* **Instructions for the task**: Images are excluded; otherwise, output every record exactly.

--- Begin Records provided ---

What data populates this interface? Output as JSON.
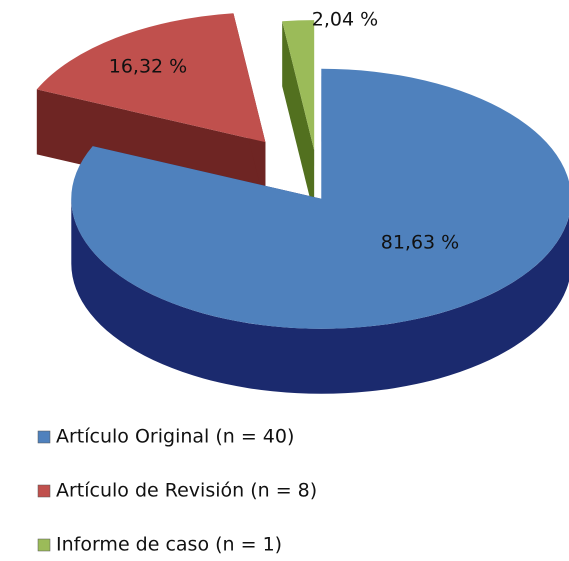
{
  "chart_data": {
    "type": "pie",
    "categories": [
      "Artículo Original (n = 40)",
      "Artículo de Revisión (n = 8)",
      "Informe de caso (n = 1)"
    ],
    "values": [
      81.63,
      16.32,
      2.04
    ],
    "value_labels": [
      "81,63 %",
      "16,32 %",
      "2,04 %"
    ],
    "colors": [
      "#4f81bd",
      "#c0504d",
      "#9bbb59"
    ],
    "side_colors": [
      "#1b2a6e",
      "#6e2523",
      "#52701f"
    ],
    "legend": "bottom-left"
  }
}
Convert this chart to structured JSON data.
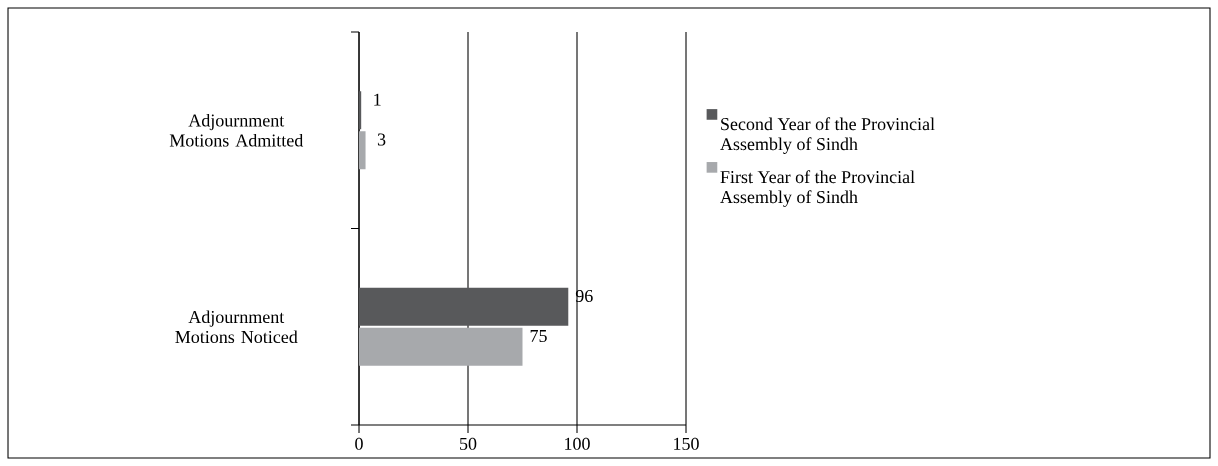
{
  "chart_data": {
    "type": "bar",
    "orientation": "horizontal",
    "categories": [
      "Adjournment Motions Admitted",
      "Adjournment Motions Noticed"
    ],
    "series": [
      {
        "name": "Second Year of the Provincial Assembly of Sindh",
        "color": "#58595b",
        "values": [
          1,
          96
        ]
      },
      {
        "name": "First Year of the Provincial Assembly of Sindh",
        "color": "#a7a9ac",
        "values": [
          3,
          75
        ]
      }
    ],
    "xlim": [
      0,
      150
    ],
    "xticks": [
      0,
      50,
      100,
      150
    ],
    "grid": "x",
    "data_labels": true,
    "legend": "right"
  }
}
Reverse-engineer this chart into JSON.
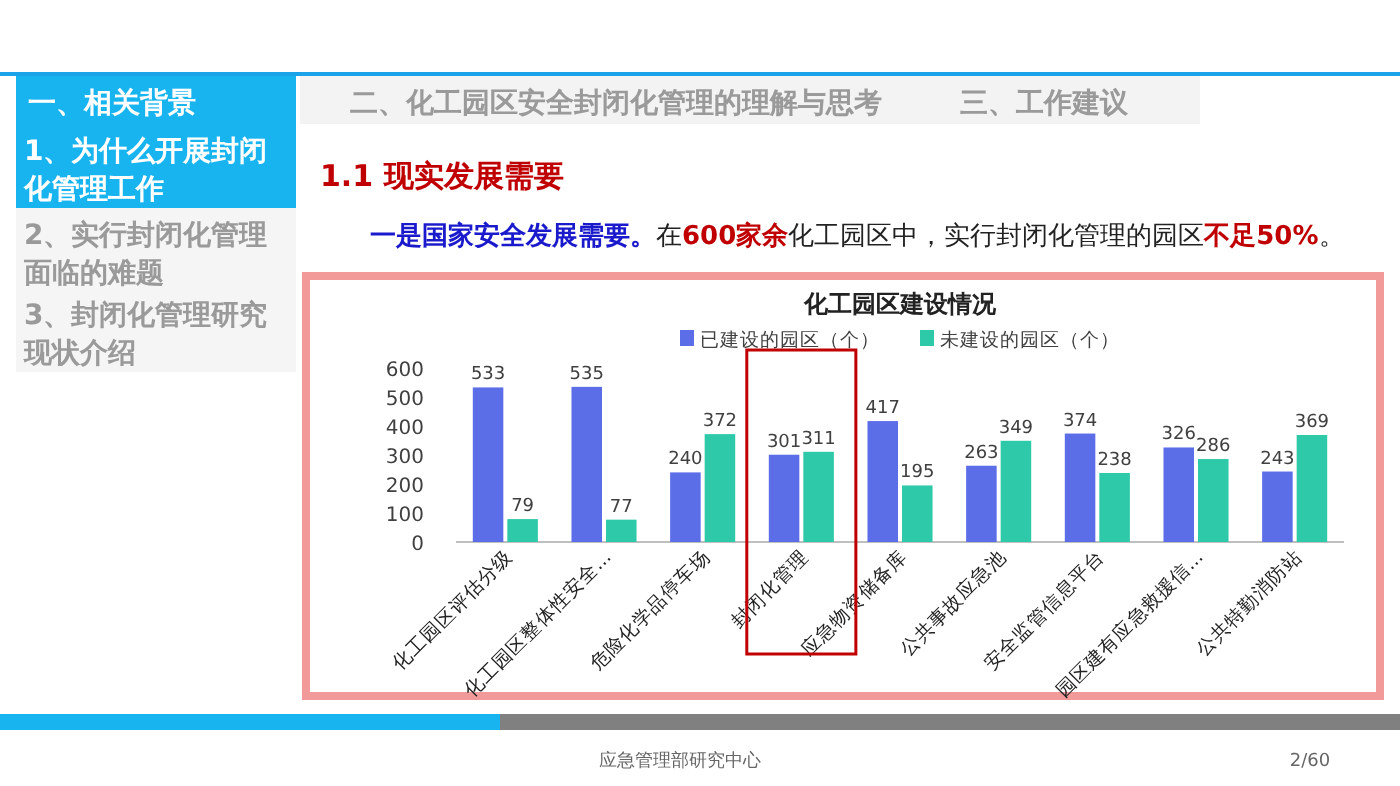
{
  "chart_data": {
    "type": "bar",
    "title": "化工园区建设情况",
    "categories": [
      "化工园区评估分级",
      "化工园区整体性安全...",
      "危险化学品停车场",
      "封闭化管理",
      "应急物资储备库",
      "公共事故应急池",
      "安全监管信息平台",
      "园区建有应急救援信...",
      "公共特勤消防站"
    ],
    "series": [
      {
        "name": "已建设的园区（个）",
        "color": "#5b6ee8",
        "values": [
          533,
          535,
          240,
          301,
          417,
          263,
          374,
          326,
          243
        ]
      },
      {
        "name": "未建设的园区（个）",
        "color": "#2ec9a8",
        "values": [
          79,
          77,
          372,
          311,
          195,
          349,
          238,
          286,
          369
        ]
      }
    ],
    "ylim": [
      0,
      600
    ],
    "yticks": [
      0,
      100,
      200,
      300,
      400,
      500,
      600
    ],
    "grid": false,
    "legend": "top",
    "data_labels": true,
    "annotations": [
      "一、相关背景",
      "1、为什么开展封闭化管理工作",
      "2、实行封闭化管理面临的难题",
      "3、封闭化管理研究现状介绍",
      "二、化工园区安全封闭化管理的理解与思考",
      "三、工作建议",
      "1.1 现实发展需要",
      "一是国家安全发展需要。",
      "在",
      "600家余",
      "化工园区中，实行封闭化管理的园区",
      "不足50%",
      "。",
      "应急管理部研究中心",
      "2/60"
    ]
  }
}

--- End Records provided ---

* **Result of the task**:
What data populates this interface? Output as JSON.
{
  "chart_data": {
    "type": "pie",
    "categories": [
      "Artículo Original (n = 40)",
      "Artículo de Revisión (n = 8)",
      "Informe de caso (n = 1)"
    ],
    "values": [
      81.63,
      16.32,
      2.04
    ],
    "value_labels": [
      "81,63 %",
      "16,32 %",
      "2,04 %"
    ],
    "colors": [
      "#4f81bd",
      "#c0504d",
      "#9bbb59"
    ],
    "side_colors": [
      "#1b2a6e",
      "#6e2523",
      "#52701f"
    ],
    "legend": "bottom-left"
  }
}
Convert this chart to structured JSON data.
{
  "chart_data": {
    "type": "bar",
    "orientation": "horizontal",
    "categories": [
      "Adjournment Motions Admitted",
      "Adjournment Motions Noticed"
    ],
    "series": [
      {
        "name": "Second Year of the Provincial Assembly of Sindh",
        "color": "#58595b",
        "values": [
          1,
          96
        ]
      },
      {
        "name": "First Year of the Provincial Assembly of Sindh",
        "color": "#a7a9ac",
        "values": [
          3,
          75
        ]
      }
    ],
    "xlim": [
      0,
      150
    ],
    "xticks": [
      0,
      50,
      100,
      150
    ],
    "grid": "x",
    "data_labels": true,
    "legend": "right"
  }
}
Reverse-engineer this chart into JSON.
{
  "chart_data": {
    "type": "bar",
    "title": "化工园区建设情况",
    "categories": [
      "化工园区评估分级",
      "化工园区整体性安全...",
      "危险化学品停车场",
      "封闭化管理",
      "应急物资储备库",
      "公共事故应急池",
      "安全监管信息平台",
      "园区建有应急救援信...",
      "公共特勤消防站"
    ],
    "series": [
      {
        "name": "已建设的园区（个）",
        "color": "#5b6ee8",
        "values": [
          533,
          535,
          240,
          301,
          417,
          263,
          374,
          326,
          243
        ]
      },
      {
        "name": "未建设的园区（个）",
        "color": "#2ec9a8",
        "values": [
          79,
          77,
          372,
          311,
          195,
          349,
          238,
          286,
          369
        ]
      }
    ],
    "ylim": [
      0,
      600
    ],
    "yticks": [
      0,
      100,
      200,
      300,
      400,
      500,
      600
    ],
    "grid": false,
    "legend": "top",
    "data_labels": true,
    "annotations": [
      "一、相关背景",
      "1、为什么开展封闭化管理工作",
      "2、实行封闭化管理面临的难题",
      "3、封闭化管理研究现状介绍",
      "二、化工园区安全封闭化管理的理解与思考",
      "三、工作建议",
      "1.1 现实发展需要",
      "一是国家安全发展需要。",
      "在",
      "600家余",
      "化工园区中，实行封闭化管理的园区",
      "不足50%",
      "。",
      "应急管理部研究中心",
      "2/60"
    ]
  }
}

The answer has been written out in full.